* begin SUPPLIED DATA *
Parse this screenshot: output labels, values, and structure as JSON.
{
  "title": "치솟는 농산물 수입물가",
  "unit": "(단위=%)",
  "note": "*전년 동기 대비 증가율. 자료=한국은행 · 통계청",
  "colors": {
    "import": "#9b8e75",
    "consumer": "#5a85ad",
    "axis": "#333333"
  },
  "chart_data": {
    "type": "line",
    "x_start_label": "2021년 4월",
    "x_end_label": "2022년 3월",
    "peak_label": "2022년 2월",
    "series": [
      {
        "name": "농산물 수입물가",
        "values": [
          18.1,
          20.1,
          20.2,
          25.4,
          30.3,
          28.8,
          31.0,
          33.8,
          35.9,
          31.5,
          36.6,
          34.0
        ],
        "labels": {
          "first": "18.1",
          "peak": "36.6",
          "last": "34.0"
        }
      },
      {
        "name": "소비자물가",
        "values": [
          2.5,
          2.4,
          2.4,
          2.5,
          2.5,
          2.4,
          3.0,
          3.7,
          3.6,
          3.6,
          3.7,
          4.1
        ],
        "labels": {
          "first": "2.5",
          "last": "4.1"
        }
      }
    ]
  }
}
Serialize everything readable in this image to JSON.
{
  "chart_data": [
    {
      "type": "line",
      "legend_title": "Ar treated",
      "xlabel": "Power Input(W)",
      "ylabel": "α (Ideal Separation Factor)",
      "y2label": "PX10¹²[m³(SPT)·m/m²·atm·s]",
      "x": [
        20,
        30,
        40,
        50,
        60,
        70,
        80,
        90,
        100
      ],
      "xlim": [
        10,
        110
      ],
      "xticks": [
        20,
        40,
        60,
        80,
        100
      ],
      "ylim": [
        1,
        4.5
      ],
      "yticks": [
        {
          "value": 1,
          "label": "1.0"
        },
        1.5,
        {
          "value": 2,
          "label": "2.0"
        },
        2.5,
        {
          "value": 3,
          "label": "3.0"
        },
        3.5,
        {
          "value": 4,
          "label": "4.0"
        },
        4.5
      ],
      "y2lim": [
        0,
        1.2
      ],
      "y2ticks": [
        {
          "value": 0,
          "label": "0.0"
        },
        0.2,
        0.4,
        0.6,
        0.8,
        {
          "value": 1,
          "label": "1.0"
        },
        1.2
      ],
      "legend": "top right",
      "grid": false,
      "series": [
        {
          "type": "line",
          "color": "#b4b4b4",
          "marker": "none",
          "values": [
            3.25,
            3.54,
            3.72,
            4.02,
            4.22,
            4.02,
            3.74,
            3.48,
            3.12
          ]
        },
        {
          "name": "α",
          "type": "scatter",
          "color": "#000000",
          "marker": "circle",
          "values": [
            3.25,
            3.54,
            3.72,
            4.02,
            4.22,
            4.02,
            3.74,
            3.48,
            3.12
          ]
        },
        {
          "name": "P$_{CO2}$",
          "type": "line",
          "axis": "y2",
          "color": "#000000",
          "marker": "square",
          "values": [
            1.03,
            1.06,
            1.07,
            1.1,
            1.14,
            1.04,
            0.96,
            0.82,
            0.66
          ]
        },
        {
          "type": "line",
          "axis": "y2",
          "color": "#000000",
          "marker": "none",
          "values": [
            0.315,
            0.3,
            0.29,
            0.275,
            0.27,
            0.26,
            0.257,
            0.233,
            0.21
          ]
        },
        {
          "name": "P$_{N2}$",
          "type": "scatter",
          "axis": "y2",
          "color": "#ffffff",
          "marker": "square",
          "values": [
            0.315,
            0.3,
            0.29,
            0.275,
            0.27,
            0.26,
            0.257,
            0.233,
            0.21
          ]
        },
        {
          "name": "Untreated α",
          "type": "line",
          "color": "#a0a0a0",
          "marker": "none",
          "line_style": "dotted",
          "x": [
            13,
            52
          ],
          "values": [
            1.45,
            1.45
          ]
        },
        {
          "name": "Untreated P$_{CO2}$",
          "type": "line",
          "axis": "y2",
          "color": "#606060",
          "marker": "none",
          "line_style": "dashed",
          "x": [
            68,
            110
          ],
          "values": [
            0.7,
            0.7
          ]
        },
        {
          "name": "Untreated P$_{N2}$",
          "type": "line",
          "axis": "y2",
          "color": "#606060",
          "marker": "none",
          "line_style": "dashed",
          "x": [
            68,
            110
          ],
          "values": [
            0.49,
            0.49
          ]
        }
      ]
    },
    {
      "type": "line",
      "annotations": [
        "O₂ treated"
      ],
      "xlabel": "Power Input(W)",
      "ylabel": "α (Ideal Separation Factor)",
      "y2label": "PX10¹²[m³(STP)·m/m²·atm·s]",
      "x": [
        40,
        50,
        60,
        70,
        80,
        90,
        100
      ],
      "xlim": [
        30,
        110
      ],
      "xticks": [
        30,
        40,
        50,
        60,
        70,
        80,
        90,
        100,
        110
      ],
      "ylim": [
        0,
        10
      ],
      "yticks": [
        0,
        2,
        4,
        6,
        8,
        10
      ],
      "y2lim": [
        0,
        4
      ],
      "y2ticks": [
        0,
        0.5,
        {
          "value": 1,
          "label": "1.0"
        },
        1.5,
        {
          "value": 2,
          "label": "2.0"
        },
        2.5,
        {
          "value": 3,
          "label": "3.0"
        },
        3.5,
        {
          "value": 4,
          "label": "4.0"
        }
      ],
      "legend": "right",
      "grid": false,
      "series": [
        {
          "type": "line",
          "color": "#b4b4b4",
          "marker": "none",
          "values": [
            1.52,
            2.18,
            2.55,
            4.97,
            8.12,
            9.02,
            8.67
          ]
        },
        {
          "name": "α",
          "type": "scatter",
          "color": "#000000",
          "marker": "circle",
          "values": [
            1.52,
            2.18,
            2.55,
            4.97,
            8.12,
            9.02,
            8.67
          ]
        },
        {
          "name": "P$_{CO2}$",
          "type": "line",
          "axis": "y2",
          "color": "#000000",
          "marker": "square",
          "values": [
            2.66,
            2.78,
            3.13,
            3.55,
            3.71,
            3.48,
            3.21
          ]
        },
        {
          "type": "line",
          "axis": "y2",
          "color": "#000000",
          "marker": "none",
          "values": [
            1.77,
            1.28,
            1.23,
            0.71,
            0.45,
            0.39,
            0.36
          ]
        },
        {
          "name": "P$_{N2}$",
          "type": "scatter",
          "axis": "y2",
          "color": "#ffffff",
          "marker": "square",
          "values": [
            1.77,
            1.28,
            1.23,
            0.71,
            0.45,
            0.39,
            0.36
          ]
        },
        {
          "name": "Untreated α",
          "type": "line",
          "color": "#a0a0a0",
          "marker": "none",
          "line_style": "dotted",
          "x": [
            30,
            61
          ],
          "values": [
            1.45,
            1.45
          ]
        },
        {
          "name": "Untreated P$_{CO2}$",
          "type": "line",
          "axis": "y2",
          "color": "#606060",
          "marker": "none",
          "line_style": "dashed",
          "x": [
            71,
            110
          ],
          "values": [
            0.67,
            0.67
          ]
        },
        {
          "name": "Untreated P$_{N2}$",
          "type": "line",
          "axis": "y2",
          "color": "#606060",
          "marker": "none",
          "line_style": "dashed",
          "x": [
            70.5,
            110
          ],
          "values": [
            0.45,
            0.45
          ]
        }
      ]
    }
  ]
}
* end SUPPLIED DATA *
## TASK DESCRIPTION
Identify the lines in the entries above that contain "JSON", then copy them out.

## RESULT FOR THIS TASK
Parse this screenshot: output labels, values, and structure as JSON.
Serialize everything readable in this image to JSON.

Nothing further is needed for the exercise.